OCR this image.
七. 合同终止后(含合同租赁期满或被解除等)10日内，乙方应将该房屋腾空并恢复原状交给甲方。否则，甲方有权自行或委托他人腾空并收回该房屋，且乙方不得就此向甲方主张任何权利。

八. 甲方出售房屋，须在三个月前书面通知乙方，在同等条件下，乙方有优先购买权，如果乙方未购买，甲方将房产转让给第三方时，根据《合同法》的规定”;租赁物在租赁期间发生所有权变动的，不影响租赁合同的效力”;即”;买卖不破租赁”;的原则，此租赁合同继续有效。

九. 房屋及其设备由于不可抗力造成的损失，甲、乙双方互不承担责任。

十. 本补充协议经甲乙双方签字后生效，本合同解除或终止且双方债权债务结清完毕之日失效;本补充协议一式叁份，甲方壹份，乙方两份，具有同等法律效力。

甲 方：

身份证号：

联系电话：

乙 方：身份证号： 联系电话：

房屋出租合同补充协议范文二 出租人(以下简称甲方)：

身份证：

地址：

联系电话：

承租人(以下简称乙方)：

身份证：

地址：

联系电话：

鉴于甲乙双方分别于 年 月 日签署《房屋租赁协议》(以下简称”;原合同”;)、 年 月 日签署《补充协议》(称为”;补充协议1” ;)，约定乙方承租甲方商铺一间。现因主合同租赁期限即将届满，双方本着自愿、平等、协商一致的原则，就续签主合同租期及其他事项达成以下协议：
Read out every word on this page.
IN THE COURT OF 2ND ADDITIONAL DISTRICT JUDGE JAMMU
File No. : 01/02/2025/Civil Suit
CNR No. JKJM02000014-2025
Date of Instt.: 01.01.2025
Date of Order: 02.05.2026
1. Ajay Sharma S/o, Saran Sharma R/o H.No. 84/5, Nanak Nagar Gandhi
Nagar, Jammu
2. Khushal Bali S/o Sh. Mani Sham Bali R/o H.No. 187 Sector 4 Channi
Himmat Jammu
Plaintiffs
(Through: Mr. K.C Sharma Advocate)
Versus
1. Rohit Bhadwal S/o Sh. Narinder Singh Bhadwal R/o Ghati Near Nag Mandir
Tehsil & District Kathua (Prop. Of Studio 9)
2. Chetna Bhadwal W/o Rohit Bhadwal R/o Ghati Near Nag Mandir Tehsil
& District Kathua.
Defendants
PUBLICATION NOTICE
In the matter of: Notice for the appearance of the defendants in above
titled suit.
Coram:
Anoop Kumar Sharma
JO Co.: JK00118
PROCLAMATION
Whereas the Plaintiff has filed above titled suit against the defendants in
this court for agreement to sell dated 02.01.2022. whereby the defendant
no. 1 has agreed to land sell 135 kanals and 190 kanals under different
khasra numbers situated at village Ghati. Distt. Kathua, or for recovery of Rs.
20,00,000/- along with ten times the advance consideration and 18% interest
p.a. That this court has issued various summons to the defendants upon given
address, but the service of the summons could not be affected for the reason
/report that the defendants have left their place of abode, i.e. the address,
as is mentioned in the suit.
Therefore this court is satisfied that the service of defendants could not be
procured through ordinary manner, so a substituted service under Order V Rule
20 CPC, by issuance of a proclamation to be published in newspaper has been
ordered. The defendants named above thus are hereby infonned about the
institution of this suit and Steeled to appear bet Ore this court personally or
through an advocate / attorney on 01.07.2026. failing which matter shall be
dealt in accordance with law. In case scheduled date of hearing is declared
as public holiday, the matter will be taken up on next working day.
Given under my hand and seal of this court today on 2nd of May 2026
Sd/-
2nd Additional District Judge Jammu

▸ **Problem**
Collect the complete line wherever the string "above" appears in the records.

▸ **Final result**
In the matter of: Notice for the appearance of the defendants in above
Whereas the Plaintiff has filed above titled suit against the defendants in
ordered. The defendants named above thus are hereby infonned about the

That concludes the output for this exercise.